Saved entries

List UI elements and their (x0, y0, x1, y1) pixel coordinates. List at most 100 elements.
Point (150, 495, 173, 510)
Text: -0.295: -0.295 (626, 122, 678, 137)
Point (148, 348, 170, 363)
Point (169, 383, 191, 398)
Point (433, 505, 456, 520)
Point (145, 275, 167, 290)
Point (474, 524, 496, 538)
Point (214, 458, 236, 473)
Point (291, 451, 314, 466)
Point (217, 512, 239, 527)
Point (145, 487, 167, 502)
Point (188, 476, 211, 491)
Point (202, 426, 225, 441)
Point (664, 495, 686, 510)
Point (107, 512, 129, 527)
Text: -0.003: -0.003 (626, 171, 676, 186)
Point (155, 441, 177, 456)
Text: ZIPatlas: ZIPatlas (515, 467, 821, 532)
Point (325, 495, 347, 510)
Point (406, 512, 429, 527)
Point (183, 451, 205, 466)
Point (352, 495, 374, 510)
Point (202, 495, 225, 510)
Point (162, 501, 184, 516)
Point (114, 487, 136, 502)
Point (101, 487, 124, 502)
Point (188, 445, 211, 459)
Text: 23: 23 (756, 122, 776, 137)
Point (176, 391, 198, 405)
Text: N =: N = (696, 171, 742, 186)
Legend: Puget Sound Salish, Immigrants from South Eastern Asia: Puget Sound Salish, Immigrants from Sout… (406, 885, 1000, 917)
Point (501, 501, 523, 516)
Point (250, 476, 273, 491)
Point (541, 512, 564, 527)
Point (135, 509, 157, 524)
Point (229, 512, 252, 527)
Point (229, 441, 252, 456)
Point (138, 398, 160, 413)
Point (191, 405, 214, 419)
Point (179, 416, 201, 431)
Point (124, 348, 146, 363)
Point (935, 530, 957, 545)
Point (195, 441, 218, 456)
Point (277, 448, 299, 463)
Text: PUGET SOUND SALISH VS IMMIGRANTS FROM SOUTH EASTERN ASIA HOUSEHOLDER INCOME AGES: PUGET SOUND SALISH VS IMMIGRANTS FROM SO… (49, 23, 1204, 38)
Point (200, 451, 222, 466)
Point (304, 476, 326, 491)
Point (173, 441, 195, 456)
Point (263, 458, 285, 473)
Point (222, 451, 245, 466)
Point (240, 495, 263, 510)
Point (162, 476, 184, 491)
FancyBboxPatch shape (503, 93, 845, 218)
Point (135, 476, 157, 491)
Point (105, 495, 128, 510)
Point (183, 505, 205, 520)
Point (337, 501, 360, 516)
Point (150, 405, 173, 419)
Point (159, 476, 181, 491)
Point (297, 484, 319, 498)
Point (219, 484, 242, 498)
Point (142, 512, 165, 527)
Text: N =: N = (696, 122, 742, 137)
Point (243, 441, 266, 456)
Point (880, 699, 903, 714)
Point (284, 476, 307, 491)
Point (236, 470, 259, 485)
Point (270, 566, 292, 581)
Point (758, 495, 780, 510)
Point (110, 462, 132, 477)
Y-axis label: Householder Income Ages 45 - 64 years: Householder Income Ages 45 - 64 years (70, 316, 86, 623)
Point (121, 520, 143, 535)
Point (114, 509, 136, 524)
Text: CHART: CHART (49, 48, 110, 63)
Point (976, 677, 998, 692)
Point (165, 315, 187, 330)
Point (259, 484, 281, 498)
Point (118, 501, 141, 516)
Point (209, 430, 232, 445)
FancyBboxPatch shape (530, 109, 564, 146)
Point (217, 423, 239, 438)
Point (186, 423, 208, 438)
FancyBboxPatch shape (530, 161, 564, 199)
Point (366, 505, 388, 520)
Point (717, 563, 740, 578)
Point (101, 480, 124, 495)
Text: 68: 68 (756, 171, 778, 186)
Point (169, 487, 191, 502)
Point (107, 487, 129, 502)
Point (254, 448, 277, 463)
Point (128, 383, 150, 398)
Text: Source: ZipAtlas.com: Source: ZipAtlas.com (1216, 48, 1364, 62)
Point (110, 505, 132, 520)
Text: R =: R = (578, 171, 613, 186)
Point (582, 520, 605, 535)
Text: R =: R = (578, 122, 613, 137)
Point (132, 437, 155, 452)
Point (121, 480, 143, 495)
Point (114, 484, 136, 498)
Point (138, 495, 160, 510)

Problem statement:
Rewrite all of the rows above, replacing every "Point" with "Marker" and leaving everything else as it is.

Response for this exercise:
List UI elements and their (x0, y0, x1, y1) pixel coordinates. List at most 100 elements.
Marker (150, 495, 173, 510)
Text: -0.295: -0.295 (626, 122, 678, 137)
Marker (148, 348, 170, 363)
Marker (169, 383, 191, 398)
Marker (433, 505, 456, 520)
Marker (145, 275, 167, 290)
Marker (474, 524, 496, 538)
Marker (214, 458, 236, 473)
Marker (291, 451, 314, 466)
Marker (217, 512, 239, 527)
Marker (145, 487, 167, 502)
Marker (188, 476, 211, 491)
Marker (202, 426, 225, 441)
Marker (664, 495, 686, 510)
Marker (107, 512, 129, 527)
Text: -0.003: -0.003 (626, 171, 676, 186)
Marker (155, 441, 177, 456)
Text: ZIPatlas: ZIPatlas (515, 467, 821, 532)
Marker (325, 495, 347, 510)
Marker (406, 512, 429, 527)
Marker (183, 451, 205, 466)
Marker (352, 495, 374, 510)
Marker (202, 495, 225, 510)
Marker (162, 501, 184, 516)
Marker (114, 487, 136, 502)
Marker (101, 487, 124, 502)
Marker (188, 445, 211, 459)
Text: 23: 23 (756, 122, 776, 137)
Marker (176, 391, 198, 405)
Text: N =: N = (696, 171, 742, 186)
Legend: Puget Sound Salish, Immigrants from South Eastern Asia: Puget Sound Salish, Immigrants from Sout… (406, 885, 1000, 917)
Marker (501, 501, 523, 516)
Marker (250, 476, 273, 491)
Marker (541, 512, 564, 527)
Marker (135, 509, 157, 524)
Marker (229, 512, 252, 527)
Marker (229, 441, 252, 456)
Marker (138, 398, 160, 413)
Marker (191, 405, 214, 419)
Marker (179, 416, 201, 431)
Marker (124, 348, 146, 363)
Marker (935, 530, 957, 545)
Marker (195, 441, 218, 456)
Marker (277, 448, 299, 463)
Text: PUGET SOUND SALISH VS IMMIGRANTS FROM SOUTH EASTERN ASIA HOUSEHOLDER INCOME AGES: PUGET SOUND SALISH VS IMMIGRANTS FROM SO… (49, 23, 1204, 38)
Marker (200, 451, 222, 466)
Marker (304, 476, 326, 491)
Marker (173, 441, 195, 456)
Marker (263, 458, 285, 473)
Marker (222, 451, 245, 466)
Marker (240, 495, 263, 510)
Marker (162, 476, 184, 491)
FancyBboxPatch shape (503, 93, 845, 218)
Marker (135, 476, 157, 491)
Marker (105, 495, 128, 510)
Marker (183, 505, 205, 520)
Marker (337, 501, 360, 516)
Marker (150, 405, 173, 419)
Marker (159, 476, 181, 491)
Marker (297, 484, 319, 498)
Marker (219, 484, 242, 498)
Marker (142, 512, 165, 527)
Text: N =: N = (696, 122, 742, 137)
Marker (243, 441, 266, 456)
Marker (880, 699, 903, 714)
Marker (284, 476, 307, 491)
Marker (236, 470, 259, 485)
Marker (270, 566, 292, 581)
Marker (758, 495, 780, 510)
Marker (110, 462, 132, 477)
Y-axis label: Householder Income Ages 45 - 64 years: Householder Income Ages 45 - 64 years (70, 316, 86, 623)
Marker (121, 520, 143, 535)
Marker (114, 509, 136, 524)
Text: CHART: CHART (49, 48, 110, 63)
Marker (976, 677, 998, 692)
Marker (165, 315, 187, 330)
Marker (259, 484, 281, 498)
Marker (118, 501, 141, 516)
Marker (209, 430, 232, 445)
FancyBboxPatch shape (530, 109, 564, 146)
Marker (217, 423, 239, 438)
Marker (186, 423, 208, 438)
FancyBboxPatch shape (530, 161, 564, 199)
Marker (366, 505, 388, 520)
Marker (717, 563, 740, 578)
Marker (101, 480, 124, 495)
Text: 68: 68 (756, 171, 778, 186)
Marker (169, 487, 191, 502)
Marker (107, 487, 129, 502)
Marker (254, 448, 277, 463)
Marker (128, 383, 150, 398)
Text: Source: ZipAtlas.com: Source: ZipAtlas.com (1216, 48, 1364, 62)
Marker (110, 505, 132, 520)
Text: R =: R = (578, 171, 613, 186)
Marker (582, 520, 605, 535)
Text: R =: R = (578, 122, 613, 137)
Marker (132, 437, 155, 452)
Marker (121, 480, 143, 495)
Marker (114, 484, 136, 498)
Marker (138, 495, 160, 510)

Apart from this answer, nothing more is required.